Farley (formerly Woodlawn-Oakdale) is a census-designated place (CDP) in McCracken County, Kentucky, United States. The population was 4,701 at the 2010 census, a decline from 4,937 in 2000. It is part of the Paducah, KY-IL Micropolitan Statistical Area.

==Geography==
Farley (Woodlawn-Oakdale) is located at (37.043786, -88.571223). The town sits on the Clarks River, the absolute lowest tributary of the Tennessee River, near its mouth as well as the Tennessee River's own confluence with the Ohio River, just 70 km (43.5 mi) upstream from its confluence with the Mississippi River itself.

According to the United States Census Bureau, the CDP has a total area of 5.9 sqmi, of which 5.9 sqmi is land and 0.17% is water.

==Demographics==
As of the census of 2000, there were 4,937 people, 2,049 households, and 1,407 families residing in the CDP. The population density was 831.8 PD/sqmi. There were 2,243 housing units at an average density of 377.9 /sqmi. The racial makeup of the CDP was 94.55% White, 2.51% African American, 0.41% Native American, 0.41% Asian, 0.10% Pacific Islander, 0.34% from other races, and 1.68% from two or more races. Hispanic or Latino of any race were 0.87% of the population.

**REQUIRED ACTION A:**
According to the passage on Farley, Kentucky, what was the population at the 2010 census?
**REQUIRED ACTION B:**
Reproduce the Farley passage from "Farley (formerly Woodlawn-Oakdale)" up to and including "0.17% is water.", swapping "town" for "community".
**REQUIRED ACTION C:**
Carry on the text about Farley, Kentucky, from where it stops.
The records that come next have no connection to the Farley passage.

**DATA SUPPLIED:**

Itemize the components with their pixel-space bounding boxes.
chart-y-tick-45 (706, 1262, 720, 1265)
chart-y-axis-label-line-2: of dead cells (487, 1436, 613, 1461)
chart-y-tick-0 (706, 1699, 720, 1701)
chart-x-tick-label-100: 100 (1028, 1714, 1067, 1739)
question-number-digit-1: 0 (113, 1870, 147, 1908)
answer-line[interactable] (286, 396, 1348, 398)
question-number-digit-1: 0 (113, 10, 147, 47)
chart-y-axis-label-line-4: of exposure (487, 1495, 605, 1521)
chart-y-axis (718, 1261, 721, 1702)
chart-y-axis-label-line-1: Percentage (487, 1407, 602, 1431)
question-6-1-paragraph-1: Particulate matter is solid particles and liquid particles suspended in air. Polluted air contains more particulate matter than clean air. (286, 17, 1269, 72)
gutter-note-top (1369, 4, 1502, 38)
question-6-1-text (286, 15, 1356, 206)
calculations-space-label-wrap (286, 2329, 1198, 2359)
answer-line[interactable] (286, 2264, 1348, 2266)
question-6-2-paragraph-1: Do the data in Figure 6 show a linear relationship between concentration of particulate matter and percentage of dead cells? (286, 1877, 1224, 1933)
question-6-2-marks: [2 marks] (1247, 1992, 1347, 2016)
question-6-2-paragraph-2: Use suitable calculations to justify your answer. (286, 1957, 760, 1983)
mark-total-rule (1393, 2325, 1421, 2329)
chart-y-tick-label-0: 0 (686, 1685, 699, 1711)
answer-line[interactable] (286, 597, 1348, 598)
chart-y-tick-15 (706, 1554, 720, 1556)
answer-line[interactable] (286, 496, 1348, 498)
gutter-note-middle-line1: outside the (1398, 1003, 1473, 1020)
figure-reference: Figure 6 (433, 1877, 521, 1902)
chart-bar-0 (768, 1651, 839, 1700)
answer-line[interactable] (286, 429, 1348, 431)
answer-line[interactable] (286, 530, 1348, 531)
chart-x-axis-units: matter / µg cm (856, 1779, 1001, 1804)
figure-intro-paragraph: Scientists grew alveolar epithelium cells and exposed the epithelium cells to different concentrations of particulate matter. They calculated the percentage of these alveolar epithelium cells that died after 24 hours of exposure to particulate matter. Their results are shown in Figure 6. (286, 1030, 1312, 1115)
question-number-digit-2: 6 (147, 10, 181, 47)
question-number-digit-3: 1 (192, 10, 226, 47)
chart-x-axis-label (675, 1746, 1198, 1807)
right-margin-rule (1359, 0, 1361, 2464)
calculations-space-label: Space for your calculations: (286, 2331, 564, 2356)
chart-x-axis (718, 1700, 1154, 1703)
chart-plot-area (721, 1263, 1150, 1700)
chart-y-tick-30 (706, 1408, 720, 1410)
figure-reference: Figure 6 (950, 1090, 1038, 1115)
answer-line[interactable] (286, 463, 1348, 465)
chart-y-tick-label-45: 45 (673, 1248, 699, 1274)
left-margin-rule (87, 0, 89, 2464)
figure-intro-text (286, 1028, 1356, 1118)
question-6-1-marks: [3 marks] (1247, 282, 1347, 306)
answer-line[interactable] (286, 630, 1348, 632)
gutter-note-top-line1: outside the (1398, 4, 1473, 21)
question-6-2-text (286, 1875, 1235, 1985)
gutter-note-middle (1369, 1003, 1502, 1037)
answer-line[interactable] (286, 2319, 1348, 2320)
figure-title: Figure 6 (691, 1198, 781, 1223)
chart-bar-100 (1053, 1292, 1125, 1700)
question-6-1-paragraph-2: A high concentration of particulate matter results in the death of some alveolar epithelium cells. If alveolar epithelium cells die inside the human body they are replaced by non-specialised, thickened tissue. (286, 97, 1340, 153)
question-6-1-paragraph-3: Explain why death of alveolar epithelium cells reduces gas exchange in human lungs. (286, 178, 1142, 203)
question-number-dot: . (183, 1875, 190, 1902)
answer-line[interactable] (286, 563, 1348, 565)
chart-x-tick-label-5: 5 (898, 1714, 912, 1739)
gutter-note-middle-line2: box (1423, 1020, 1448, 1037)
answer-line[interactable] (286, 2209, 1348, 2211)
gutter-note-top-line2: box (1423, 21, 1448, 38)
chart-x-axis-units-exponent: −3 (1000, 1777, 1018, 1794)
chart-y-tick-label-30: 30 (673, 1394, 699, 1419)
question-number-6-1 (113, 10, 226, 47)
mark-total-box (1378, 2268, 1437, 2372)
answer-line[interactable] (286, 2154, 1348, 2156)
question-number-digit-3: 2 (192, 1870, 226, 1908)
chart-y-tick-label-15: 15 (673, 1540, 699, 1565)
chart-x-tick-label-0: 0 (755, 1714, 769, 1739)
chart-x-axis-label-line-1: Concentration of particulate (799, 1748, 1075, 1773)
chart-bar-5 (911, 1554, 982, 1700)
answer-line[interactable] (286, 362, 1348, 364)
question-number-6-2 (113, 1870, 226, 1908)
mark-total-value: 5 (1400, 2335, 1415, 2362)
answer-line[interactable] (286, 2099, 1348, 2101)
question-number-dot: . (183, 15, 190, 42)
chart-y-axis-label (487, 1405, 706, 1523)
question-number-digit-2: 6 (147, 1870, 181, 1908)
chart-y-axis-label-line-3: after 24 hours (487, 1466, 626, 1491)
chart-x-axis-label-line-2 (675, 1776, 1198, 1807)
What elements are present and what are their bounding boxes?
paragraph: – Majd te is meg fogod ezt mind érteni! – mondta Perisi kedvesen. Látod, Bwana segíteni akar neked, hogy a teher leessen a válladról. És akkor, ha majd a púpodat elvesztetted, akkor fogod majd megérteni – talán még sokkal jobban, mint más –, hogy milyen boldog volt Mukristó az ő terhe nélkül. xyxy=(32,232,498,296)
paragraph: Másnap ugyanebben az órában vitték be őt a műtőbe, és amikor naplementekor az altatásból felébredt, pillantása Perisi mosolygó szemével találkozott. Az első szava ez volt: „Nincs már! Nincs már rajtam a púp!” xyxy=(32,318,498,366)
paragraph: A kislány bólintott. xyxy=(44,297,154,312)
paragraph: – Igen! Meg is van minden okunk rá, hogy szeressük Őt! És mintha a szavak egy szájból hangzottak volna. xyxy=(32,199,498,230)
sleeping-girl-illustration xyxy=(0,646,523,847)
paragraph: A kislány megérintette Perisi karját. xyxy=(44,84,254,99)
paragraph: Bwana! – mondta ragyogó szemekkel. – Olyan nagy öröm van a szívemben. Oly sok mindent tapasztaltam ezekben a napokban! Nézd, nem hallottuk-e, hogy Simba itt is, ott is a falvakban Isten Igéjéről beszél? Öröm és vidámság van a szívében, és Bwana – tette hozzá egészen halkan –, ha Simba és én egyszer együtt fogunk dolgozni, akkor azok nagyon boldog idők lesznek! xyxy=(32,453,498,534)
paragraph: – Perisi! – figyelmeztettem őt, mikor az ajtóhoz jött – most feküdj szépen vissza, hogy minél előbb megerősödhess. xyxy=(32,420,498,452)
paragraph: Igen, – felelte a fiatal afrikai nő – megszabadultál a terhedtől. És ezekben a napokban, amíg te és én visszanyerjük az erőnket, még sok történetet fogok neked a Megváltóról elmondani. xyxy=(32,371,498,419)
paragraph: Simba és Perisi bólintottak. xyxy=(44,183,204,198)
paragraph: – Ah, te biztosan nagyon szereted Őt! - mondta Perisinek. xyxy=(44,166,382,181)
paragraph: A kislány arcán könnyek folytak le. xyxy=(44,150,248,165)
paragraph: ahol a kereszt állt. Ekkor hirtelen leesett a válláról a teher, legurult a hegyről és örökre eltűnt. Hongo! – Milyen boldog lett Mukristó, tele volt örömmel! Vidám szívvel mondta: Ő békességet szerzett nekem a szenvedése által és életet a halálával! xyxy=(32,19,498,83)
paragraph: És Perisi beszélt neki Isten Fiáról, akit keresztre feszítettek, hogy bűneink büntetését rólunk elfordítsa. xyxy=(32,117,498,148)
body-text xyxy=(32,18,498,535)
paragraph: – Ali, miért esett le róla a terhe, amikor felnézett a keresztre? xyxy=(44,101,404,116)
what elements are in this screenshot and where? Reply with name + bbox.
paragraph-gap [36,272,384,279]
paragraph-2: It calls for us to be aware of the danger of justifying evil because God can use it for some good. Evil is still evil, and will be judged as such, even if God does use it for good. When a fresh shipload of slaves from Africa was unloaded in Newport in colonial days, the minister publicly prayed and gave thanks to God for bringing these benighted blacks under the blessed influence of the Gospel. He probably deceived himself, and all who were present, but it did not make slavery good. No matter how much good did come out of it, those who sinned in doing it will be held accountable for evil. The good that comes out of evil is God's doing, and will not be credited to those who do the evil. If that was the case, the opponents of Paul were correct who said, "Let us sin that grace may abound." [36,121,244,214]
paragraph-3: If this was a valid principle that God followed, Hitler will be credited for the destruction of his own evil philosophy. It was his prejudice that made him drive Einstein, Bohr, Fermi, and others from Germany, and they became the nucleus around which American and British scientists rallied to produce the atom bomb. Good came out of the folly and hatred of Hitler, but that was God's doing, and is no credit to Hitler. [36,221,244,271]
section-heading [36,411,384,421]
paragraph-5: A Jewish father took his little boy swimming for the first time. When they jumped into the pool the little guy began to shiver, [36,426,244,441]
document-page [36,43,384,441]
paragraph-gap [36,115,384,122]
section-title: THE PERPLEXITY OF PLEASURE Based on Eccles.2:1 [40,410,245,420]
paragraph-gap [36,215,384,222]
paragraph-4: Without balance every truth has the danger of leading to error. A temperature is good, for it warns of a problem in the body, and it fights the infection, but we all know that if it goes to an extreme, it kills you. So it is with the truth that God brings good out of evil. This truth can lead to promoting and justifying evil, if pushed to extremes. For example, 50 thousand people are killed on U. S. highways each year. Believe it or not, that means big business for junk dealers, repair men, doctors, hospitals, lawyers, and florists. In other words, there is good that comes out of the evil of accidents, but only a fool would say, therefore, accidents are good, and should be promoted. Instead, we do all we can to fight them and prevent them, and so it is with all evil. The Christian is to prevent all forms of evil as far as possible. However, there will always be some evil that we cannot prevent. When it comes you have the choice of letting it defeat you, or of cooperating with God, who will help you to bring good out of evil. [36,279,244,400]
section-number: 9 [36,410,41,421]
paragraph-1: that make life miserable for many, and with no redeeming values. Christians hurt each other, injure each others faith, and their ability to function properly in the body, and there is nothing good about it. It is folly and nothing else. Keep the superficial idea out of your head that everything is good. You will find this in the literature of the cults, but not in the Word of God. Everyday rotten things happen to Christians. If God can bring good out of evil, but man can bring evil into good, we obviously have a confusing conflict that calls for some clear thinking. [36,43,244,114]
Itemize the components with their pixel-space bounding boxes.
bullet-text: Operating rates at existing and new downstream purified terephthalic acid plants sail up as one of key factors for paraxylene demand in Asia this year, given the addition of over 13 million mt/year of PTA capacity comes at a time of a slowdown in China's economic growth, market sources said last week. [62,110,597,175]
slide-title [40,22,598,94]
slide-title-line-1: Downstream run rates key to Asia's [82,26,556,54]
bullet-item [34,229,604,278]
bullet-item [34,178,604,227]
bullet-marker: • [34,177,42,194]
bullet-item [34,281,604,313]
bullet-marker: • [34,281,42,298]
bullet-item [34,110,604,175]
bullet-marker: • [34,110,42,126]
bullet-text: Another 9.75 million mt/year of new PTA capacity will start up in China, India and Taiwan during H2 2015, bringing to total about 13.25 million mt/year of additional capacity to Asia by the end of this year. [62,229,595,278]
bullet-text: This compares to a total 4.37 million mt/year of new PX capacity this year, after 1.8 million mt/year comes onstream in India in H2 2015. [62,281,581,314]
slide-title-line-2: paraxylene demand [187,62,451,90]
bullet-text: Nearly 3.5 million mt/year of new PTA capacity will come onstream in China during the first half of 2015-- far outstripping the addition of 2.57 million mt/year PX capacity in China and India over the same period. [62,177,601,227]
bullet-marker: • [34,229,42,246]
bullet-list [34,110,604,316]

**EXERCISE ANSWER A:**
4,701

**EXERCISE ANSWER B:**
Farley (formerly Woodlawn-Oakdale) is a census-designated place (CDP) in McCracken County, Kentucky, United States. The population was 4,701 at the 2010 census, a decline from 4,937 in 2000. It is part of the Paducah, KY-IL Micropolitan Statistical Area.

==Geography==
Farley (Woodlawn-Oakdale) is located at (37.043786, -88.571223). The community sits on the Clarks River, the absolute lowest tributary of the Tennessee River, near its mouth as well as the Tennessee River's own confluence with the Ohio River, just 70 km (43.5 mi) upstream from its confluence with the Mississippi River itself.

According to the United States Census Bureau, the CDP has a total area of 5.9 sqmi, of which 5.9 sqmi is land and 0.17% is water.

**EXERCISE ANSWER C:**
There were 2,049 households, out of which 32.2% had children under the age of 18 living with them, 51.0% were married couples living together, 13.2% had a female householder with no husband present, and 31.3% were non-families. 26.7% of all households were made up of individuals, and 9.7% had someone living alone who was 65 years of age or older. The average household size was 2.41 and the average family size was 2.89.

In the CDP, the population was spread out, with 25.1% under the age of 18, 8.9% from 18 to 24, 30.4% from 25 to 44, 23.5% from 45 to 64, and 12.0% who were 65 years of age or older. The median age was 35 years. For every 100 females, there were 92.6 males. For every 100 females age 18 and over, there were 89.8 males.

The median income for a household in the CDP was $27,313, and the median income for a family was $31,658. Males had a median income of $28,789 versus $17,316 for females. The per capita income for the CDP was $13,344. About 17.6% of families and 21.3% of the population were below the poverty line, including 27.8% of those under age 18 and 14.0% of those age 65 or over.